■ **What to work on**:
Which lines hold the word "moins"? Show each of them.

■ **Given information**:
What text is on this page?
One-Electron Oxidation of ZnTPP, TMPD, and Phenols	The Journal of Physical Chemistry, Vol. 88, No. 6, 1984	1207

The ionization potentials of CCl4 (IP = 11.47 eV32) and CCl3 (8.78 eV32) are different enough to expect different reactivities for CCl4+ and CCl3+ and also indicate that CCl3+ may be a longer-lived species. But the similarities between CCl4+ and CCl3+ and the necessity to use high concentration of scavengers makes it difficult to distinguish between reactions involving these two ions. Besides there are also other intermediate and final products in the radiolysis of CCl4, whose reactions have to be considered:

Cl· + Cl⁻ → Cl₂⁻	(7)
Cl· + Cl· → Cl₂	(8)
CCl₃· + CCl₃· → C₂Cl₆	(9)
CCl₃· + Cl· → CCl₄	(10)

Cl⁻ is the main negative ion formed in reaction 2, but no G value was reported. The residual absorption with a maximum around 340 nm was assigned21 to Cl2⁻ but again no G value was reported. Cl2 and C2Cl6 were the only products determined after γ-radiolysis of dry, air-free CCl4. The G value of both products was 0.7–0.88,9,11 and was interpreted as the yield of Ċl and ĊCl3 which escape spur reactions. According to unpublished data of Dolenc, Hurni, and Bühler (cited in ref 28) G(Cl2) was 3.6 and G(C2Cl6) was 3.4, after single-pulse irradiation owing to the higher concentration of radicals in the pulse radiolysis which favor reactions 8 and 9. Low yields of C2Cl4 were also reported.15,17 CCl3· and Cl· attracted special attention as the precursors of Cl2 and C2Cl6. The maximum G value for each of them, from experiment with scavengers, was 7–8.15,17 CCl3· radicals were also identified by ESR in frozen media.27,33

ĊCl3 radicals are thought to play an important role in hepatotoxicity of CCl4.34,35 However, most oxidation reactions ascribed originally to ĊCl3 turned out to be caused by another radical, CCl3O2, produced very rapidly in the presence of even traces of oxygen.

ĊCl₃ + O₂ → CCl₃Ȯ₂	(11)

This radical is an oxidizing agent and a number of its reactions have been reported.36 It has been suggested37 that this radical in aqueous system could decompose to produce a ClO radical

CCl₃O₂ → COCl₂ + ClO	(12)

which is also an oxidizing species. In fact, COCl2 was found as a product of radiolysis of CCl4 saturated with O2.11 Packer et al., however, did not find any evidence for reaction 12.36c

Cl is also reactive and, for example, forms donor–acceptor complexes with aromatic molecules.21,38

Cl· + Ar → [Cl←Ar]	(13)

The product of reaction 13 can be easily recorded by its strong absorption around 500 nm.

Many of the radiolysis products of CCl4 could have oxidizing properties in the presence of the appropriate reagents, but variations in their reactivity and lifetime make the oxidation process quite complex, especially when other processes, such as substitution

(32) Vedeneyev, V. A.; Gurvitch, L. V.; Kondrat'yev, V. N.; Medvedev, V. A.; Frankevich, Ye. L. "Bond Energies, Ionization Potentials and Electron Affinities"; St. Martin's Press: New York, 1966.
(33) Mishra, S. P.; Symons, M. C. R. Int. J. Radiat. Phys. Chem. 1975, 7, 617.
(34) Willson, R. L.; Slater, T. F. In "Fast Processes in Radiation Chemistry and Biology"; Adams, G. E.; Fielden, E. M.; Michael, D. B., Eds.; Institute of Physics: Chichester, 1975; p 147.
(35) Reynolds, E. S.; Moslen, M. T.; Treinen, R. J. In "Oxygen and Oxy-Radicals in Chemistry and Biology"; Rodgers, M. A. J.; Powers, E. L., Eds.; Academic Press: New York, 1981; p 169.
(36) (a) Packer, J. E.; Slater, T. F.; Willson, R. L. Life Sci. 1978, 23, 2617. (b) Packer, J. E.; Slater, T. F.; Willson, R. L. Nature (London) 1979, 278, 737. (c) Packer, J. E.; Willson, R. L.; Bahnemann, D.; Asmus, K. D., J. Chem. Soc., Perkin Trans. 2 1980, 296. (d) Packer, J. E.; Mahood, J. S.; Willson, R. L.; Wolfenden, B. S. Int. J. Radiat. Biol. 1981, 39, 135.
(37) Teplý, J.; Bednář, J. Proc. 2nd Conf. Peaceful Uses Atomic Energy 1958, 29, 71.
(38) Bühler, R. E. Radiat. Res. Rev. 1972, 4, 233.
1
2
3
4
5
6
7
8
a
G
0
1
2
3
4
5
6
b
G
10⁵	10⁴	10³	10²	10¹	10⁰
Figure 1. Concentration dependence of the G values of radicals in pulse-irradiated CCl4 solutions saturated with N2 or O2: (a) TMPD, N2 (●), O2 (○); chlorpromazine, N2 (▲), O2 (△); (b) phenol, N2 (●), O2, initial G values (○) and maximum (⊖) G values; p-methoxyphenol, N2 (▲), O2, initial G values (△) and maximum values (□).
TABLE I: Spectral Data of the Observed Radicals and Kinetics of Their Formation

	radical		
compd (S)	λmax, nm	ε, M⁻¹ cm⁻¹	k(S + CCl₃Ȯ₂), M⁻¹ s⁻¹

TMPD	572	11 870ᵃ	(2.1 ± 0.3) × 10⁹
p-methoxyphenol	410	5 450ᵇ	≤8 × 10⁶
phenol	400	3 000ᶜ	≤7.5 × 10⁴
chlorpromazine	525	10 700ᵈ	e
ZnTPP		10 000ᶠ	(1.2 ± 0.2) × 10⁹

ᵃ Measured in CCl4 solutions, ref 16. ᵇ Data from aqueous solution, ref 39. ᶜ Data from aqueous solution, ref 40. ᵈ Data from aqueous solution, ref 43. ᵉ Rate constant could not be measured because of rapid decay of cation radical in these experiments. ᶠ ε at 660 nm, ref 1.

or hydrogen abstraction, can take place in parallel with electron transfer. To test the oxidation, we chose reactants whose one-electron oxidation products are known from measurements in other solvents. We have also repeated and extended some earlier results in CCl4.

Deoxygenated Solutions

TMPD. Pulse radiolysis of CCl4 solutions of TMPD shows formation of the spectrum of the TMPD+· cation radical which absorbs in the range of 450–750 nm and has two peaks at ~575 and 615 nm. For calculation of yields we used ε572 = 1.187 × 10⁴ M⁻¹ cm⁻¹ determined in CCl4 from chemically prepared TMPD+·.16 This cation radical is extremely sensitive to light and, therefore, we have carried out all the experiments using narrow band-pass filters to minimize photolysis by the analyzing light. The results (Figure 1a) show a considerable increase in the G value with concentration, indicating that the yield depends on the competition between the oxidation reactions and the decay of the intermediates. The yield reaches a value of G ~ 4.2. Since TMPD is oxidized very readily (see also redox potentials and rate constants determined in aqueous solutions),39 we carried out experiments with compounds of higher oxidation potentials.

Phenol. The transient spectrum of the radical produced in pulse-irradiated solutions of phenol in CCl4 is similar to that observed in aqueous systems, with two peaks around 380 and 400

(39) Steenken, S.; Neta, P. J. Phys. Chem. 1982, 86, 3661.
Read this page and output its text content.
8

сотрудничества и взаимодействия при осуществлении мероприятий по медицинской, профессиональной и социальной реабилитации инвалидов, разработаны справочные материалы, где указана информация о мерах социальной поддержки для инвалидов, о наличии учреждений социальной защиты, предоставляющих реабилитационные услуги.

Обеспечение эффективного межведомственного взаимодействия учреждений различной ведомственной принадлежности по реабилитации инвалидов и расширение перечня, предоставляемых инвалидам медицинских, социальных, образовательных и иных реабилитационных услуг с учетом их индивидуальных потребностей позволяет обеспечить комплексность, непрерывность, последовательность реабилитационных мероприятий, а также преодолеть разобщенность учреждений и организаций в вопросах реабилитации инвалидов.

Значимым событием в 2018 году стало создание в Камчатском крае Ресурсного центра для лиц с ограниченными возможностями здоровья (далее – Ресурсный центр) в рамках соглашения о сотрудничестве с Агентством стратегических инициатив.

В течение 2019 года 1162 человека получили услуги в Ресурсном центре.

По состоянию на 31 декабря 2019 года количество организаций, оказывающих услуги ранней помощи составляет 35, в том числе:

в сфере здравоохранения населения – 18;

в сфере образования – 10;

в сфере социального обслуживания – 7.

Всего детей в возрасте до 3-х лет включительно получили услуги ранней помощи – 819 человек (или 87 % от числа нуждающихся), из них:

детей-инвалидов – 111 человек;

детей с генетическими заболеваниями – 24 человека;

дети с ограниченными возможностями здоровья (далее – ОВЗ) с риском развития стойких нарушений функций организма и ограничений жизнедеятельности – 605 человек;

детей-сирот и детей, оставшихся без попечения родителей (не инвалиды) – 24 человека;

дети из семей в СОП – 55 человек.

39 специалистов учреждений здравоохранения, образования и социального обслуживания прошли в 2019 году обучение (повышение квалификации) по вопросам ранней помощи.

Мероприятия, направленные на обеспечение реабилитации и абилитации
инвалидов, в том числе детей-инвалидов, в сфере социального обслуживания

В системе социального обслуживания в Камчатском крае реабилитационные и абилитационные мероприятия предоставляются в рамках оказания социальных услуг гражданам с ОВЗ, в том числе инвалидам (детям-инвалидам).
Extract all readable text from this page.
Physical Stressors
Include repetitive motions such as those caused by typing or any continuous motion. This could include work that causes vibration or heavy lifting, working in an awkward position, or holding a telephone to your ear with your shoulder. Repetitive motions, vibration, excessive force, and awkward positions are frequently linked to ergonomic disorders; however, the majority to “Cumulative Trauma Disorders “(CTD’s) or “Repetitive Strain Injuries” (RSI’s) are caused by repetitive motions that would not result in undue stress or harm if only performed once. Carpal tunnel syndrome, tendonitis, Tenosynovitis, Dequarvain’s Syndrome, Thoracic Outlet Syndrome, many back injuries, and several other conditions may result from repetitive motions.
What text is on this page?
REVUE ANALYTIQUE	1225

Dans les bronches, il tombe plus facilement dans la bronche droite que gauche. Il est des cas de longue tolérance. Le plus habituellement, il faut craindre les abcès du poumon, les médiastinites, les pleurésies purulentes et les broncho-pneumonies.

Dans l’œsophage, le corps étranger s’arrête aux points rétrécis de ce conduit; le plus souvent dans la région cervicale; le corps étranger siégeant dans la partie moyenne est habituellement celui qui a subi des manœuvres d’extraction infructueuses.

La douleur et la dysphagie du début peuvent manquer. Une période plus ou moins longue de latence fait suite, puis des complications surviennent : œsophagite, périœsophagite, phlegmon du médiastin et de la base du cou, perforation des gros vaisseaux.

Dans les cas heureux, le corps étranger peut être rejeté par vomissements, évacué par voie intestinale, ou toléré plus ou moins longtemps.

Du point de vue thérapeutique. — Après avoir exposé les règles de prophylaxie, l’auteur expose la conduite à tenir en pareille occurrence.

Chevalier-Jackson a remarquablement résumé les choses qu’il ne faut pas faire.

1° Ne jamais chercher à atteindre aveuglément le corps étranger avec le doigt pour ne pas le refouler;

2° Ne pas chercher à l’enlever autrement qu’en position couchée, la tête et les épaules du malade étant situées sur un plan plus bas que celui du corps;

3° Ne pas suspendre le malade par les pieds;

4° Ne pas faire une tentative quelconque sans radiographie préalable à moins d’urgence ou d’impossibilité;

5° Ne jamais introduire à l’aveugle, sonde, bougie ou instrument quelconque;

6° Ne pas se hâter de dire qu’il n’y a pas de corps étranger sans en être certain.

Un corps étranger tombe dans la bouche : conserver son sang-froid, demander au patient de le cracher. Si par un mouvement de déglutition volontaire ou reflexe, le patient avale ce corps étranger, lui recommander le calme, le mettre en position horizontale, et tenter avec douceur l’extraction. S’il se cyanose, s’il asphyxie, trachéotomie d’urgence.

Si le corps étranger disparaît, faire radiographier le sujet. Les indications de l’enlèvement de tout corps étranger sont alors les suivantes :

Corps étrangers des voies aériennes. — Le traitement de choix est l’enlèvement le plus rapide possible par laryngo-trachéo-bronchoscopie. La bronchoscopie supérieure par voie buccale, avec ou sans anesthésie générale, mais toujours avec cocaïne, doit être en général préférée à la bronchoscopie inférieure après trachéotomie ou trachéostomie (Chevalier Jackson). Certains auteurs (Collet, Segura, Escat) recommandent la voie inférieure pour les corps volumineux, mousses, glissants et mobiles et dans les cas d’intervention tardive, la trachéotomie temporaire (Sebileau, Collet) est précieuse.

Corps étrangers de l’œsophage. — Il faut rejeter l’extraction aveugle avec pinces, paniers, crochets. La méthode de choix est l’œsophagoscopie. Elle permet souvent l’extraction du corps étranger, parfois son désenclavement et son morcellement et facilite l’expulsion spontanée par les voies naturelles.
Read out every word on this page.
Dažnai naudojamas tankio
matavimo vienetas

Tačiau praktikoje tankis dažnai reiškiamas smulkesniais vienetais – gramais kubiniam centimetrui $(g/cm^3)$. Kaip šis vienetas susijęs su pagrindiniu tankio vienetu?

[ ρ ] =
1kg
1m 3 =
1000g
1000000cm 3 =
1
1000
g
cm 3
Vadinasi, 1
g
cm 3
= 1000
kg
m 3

■ **Task solution**:
La douleur et la dysphagie du début peuvent manquer. Une période plus ou moins longue de latence fait suite, puis des complications surviennent : œsophagite, périœsophagite, phlegmon du médiastin et de la base du cou, perforation des gros vaisseaux.
Dans les cas heureux, le corps étranger peut être rejeté par vomissements, évacué par voie intestinale, ou toléré plus ou moins longtemps.
4° Ne pas faire une tentative quelconque sans radiographie préalable à moins d’urgence ou d’impossibilité;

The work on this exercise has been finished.